** START OF DATASET RECORDS **

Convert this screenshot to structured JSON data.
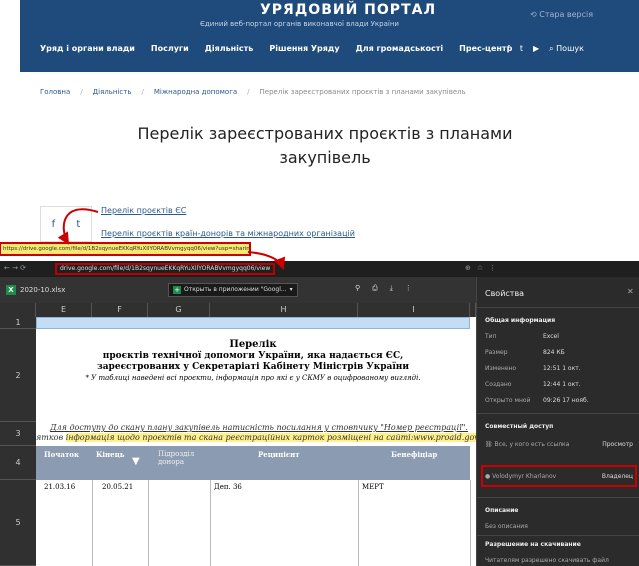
{
  "portal": {
    "title": "Урядовий портал",
    "subtitle": "Єдиний веб-портал органів виконавчої влади України",
    "old_version": "Стара версія",
    "nav": [
      "Уряд і органи влади",
      "Послуги",
      "Діяльність",
      "Рішення Уряду",
      "Для громадськості",
      "Прес-центр"
    ],
    "search": "Пошук"
  },
  "breadcrumbs": [
    "Головна",
    "Діяльність",
    "Міжнародна допомога",
    "Перелік зареєстрованих проєктів з планами закупівель"
  ],
  "page_title": "Перелік зареєстрованих проєктів з планами закупівель",
  "links": [
    "Перелік проєктів ЄС",
    "Перелік проєктів країн-донорів та міжнародних організацій"
  ],
  "url_tooltip": "https://drive.google.com/file/d/1B2sqynueEKKqRYuXIlYORABVvmgyqq06/view?usp=sharing",
  "address_bar": "drive.google.com/file/d/1B2sqynueEKKqRYuXIlYORABVvmgyqq06/view",
  "viewer": {
    "filename": "2020-10.xlsx",
    "open_button": "Открыть в приложении \"Googl...",
    "columns": [
      "E",
      "F",
      "G",
      "H",
      "I"
    ],
    "rows": [
      "1",
      "2",
      "3",
      "4",
      "5"
    ],
    "heading_1": "Перелік",
    "heading_2": "проєктів технічної допомоги України, яка надається ЄС,",
    "heading_3": "зареєстрованих у Секретаріаті Кабінету Міністрів України",
    "heading_note": "* У таблиці наведені всі проєкти, інформація про які є у СКМУ в оцифрованому вигляді.",
    "note_1": "Для доступу до скану плану закупівель натисність посилання у стовпчику \"Номер реєстрації\".",
    "note_2_prefix": "ятков",
    "note_2_highlight": "інформація щодо проєктів та скана реєстраційних карток розміщені на сайті:www.proaid.gov.ua",
    "headers": [
      "Початок",
      "Кінець",
      "Підрозділ донора",
      "Реципієнт",
      "Бенефіціар"
    ],
    "row5": [
      "21.03.16",
      "20.05.21",
      "",
      "Деп. 36",
      "МЕРТ"
    ]
  },
  "properties": {
    "title": "Свойства",
    "general_title": "Общая информация",
    "general": [
      {
        "k": "Тип",
        "v": "Excel"
      },
      {
        "k": "Размер",
        "v": "824 КБ"
      },
      {
        "k": "Изменено",
        "v": "12:51 1 окт."
      },
      {
        "k": "Создано",
        "v": "12:44 1 окт."
      },
      {
        "k": "Открыто мной",
        "v": "09:26 17 нояб."
      }
    ],
    "sharing_title": "Совместный доступ",
    "sharing": [
      {
        "who": "Все, у кого есть ссылка",
        "role": "Просмотр"
      },
      {
        "who": "Volodymyr Kharlanov",
        "role": "Владелец"
      }
    ],
    "description_title": "Описание",
    "description": "Без описания",
    "download_title": "Разрешение на скачивание",
    "download": "Читателям разрешено скачивать файл"
  }
}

** END OF DATASET RECORDS **

Restate the data above word for word. Do not include the images.

Convert this screenshot to structured JSON data.
{
  "portal": {
    "title": "Урядовий портал",
    "subtitle": "Єдиний веб-портал органів виконавчої влади України",
    "old_version": "Стара версія",
    "nav": [
      "Уряд і органи влади",
      "Послуги",
      "Діяльність",
      "Рішення Уряду",
      "Для громадськості",
      "Прес-центр"
    ],
    "search": "Пошук"
  },
  "breadcrumbs": [
    "Головна",
    "Діяльність",
    "Міжнародна допомога",
    "Перелік зареєстрованих проєктів з планами закупівель"
  ],
  "page_title": "Перелік зареєстрованих проєктів з планами закупівель",
  "links": [
    "Перелік проєктів ЄС",
    "Перелік проєктів країн-донорів та міжнародних організацій"
  ],
  "url_tooltip": "https://drive.google.com/file/d/1B2sqynueEKKqRYuXIlYORABVvmgyqq06/view?usp=sharing",
  "address_bar": "drive.google.com/file/d/1B2sqynueEKKqRYuXIlYORABVvmgyqq06/view",
  "viewer": {
    "filename": "2020-10.xlsx",
    "open_button": "Открыть в приложении \"Googl...",
    "columns": [
      "E",
      "F",
      "G",
      "H",
      "I"
    ],
    "rows": [
      "1",
      "2",
      "3",
      "4",
      "5"
    ],
    "heading_1": "Перелік",
    "heading_2": "проєктів технічної допомоги України, яка надається ЄС,",
    "heading_3": "зареєстрованих у Секретаріаті Кабінету Міністрів України",
    "heading_note": "* У таблиці наведені всі проєкти, інформація про які є у СКМУ в оцифрованому вигляді.",
    "note_1": "Для доступу до скану плану закупівель натисність посилання у стовпчику \"Номер реєстрації\".",
    "note_2_prefix": "ятков",
    "note_2_highlight": "інформація щодо проєктів та скана реєстраційних карток розміщені на сайті:www.proaid.gov.ua",
    "headers": [
      "Початок",
      "Кінець",
      "Підрозділ донора",
      "Реципієнт",
      "Бенефіціар"
    ],
    "row5": [
      "21.03.16",
      "20.05.21",
      "",
      "Деп. 36",
      "МЕРТ"
    ]
  },
  "properties": {
    "title": "Свойства",
    "general_title": "Общая информация",
    "general": [
      {
        "k": "Тип",
        "v": "Excel"
      },
      {
        "k": "Размер",
        "v": "824 КБ"
      },
      {
        "k": "Изменено",
        "v": "12:51 1 окт."
      },
      {
        "k": "Создано",
        "v": "12:44 1 окт."
      },
      {
        "k": "Открыто мной",
        "v": "09:26 17 нояб."
      }
    ],
    "sharing_title": "Совместный доступ",
    "sharing": [
      {
        "who": "Все, у кого есть ссылка",
        "role": "Просмотр"
      },
      {
        "who": "Volodymyr Kharlanov",
        "role": "Владелец"
      }
    ],
    "description_title": "Описание",
    "description": "Без описания",
    "download_title": "Разрешение на скачивание",
    "download": "Читателям разрешено скачивать файл"
  }
}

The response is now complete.